### Texto do exercício
========================================

Quanto às características dos idosos, destaca-se que a maioria era do sexo masculino, corroborando com dados do SUS3 22 23. Tal fato pode ser justificado pelo fator cultural, verificado no Brasil, de que o homem procura o serviço de saúde quando a doença encontra-se em estágio avançado e de difícil controle no nível da atenção básica22. Os demais dados sociodemográficos também se assemelham a outros estudos brasileiros22 24.

Por outro lado, o tempo de hospitalização dos idosos participantes deste estudo (mediana de dezessete dias) contraria a literatura22 24. Estudos demonstraram tempo médio de hospitalização de 8,9 dias para o Sudeste22 e 6,2 dias para o Centro-Oeste24. Tal diferença pode ser explicada pelo perfil de atendimento da instituição do estudo, ou seja, hospital de referência para condições de saúde de moderada a alta complexidade que recebe indivíduos de maior gravidade e risco. Isto pode estar relacionado também às diferenças encontradas em relação aos grupos que receberam ou não atendimento fisioterapêutico.

Além disto, vale ressaltar que, quando analisados no geral, os idosos estudados não evidenciavam sinais de declínio cognitivo e sintomas depressivos. No entanto, quando analisados em grupos, idosos vulneráveis apresentavam possível declínio cognitivo e sintomas depressivos, indicando que a vulnerabilidade pode influenciar na cognição e nos sintomas depressivos e vice-versa. Contudo tal afirmação, por enquanto, é somente especulação, e deve ser contemplada em estudos futuros.

========================================

### Os registros

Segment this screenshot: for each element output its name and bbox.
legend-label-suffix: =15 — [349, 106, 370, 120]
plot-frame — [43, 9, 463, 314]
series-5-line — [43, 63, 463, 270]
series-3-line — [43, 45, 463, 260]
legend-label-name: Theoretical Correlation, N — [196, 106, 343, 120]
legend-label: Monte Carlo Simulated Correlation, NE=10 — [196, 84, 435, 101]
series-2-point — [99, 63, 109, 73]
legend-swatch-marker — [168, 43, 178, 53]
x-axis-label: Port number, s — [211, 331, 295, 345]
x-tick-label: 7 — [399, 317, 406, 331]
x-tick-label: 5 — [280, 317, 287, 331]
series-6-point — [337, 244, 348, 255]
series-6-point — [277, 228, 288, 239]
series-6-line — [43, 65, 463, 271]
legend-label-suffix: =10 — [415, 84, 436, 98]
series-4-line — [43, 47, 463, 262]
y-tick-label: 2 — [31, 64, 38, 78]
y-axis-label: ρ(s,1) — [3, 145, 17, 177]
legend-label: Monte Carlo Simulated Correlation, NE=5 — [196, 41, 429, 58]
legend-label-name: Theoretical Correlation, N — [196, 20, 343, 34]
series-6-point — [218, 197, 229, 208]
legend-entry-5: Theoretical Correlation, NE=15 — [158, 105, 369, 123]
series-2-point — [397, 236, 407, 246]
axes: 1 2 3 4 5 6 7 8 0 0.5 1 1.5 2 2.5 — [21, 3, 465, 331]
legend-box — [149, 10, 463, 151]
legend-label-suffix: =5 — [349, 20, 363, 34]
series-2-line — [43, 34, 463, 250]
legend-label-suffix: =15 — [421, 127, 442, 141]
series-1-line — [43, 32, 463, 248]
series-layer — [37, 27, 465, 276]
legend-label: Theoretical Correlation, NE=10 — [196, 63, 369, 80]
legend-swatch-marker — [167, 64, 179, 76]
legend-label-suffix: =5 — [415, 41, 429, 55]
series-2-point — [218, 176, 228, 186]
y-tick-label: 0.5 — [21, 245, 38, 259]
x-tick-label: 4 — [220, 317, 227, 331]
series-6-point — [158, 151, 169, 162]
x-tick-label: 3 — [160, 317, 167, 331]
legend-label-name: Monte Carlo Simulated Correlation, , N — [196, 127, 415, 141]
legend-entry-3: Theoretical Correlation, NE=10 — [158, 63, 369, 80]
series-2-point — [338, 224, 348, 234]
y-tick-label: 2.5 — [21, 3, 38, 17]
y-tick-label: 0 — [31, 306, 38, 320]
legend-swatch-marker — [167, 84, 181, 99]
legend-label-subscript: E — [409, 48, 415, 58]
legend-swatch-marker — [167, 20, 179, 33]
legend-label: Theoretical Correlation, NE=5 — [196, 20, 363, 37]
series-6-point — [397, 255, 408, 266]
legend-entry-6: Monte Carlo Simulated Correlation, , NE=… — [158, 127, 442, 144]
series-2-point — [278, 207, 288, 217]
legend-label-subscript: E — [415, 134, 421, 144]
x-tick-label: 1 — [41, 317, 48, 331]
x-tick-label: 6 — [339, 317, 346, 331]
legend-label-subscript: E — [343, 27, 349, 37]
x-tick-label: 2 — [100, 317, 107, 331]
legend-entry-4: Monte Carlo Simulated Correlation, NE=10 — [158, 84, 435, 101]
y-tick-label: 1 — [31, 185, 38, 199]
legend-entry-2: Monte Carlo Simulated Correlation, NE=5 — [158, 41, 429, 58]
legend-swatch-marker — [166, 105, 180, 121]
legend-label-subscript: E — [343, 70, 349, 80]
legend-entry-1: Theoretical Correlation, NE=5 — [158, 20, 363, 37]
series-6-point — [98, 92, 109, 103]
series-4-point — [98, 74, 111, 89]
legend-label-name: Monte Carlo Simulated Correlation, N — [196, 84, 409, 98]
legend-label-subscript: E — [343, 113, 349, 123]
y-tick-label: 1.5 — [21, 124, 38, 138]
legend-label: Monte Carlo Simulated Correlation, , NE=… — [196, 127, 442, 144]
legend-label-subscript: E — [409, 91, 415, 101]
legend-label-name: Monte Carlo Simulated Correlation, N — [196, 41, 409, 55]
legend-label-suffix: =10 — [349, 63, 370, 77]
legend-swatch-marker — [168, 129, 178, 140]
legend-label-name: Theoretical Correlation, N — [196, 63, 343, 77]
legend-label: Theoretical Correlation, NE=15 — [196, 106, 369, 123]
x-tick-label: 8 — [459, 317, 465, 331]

========================================

### Tarefas a realizar
1 > Reescreva de forma mais breve o parágrafo do texto sobre idosos hospitalizados que começa com "Por outro lado, o tempo de hospitalização", preservando seus fatos principais.
2 > Segundo o texto sobre idosos hospitalizados, qual foi a mediana do tempo de hospitalização dos idosos participantes do estudo?
3 > Por favor, continue o texto sobre idosos hospitalizados a partir da última frase apresentada.

### Respostas das tarefas
1 > O tempo de hospitalização dos idosos deste estudo (mediana de dezessete dias) contraria a literatura, que aponta médias de 8,9 dias no Sudeste e 6,2 dias no Centro-Oeste. A diferença pode se explicar pelo perfil da instituição, hospital de referência para casos de moderada a alta complexidade que recebe pacientes mais graves e de maior risco. Ela também pode estar ligada às diferenças entre os grupos que receberam ou não atendimento fisioterapêutico.

2 > Dezessete dias.

3 >
Quanto à fisioterapia, 61,5% dos participantes receberam acompanhamento e apresentaram maior tempo de internação e vulnerabilidade. Tal fato pode ser justificado pela rotina do hospital, a qual define que o paciente passa a ser acompanhado pela fisioterapia depois do pedido de interconsulta médica. Esta é solicitada, principalmente, para pacientes com acometimento pulmonar ou cardiovascular, em pós-operatório, com déficit de mobilidade, restritos ao leito e/ou com alguma limitação para atividades, o que quer dizer em piores condições clínicas e funcionais. Em consonância com esse resultado, um estudo norte-americano identificou em idosos hospitalizados, fisicamente vulneráveis, que receberam um “plano de mobilidade”, maior probabilidade de comprometimento funcional um mês após a alta hospitalar14. Os autores justificaram pelo fato de que idosos com indicação do “plano de mobilidade” apresentavam maior risco de declínio funcional, maior número de síndromes geriátricas associadas (iatrogenia, imobilidade, instabilidade postural, demências e incontinência), fragilidade prévia e hospitalização mais prolongada14.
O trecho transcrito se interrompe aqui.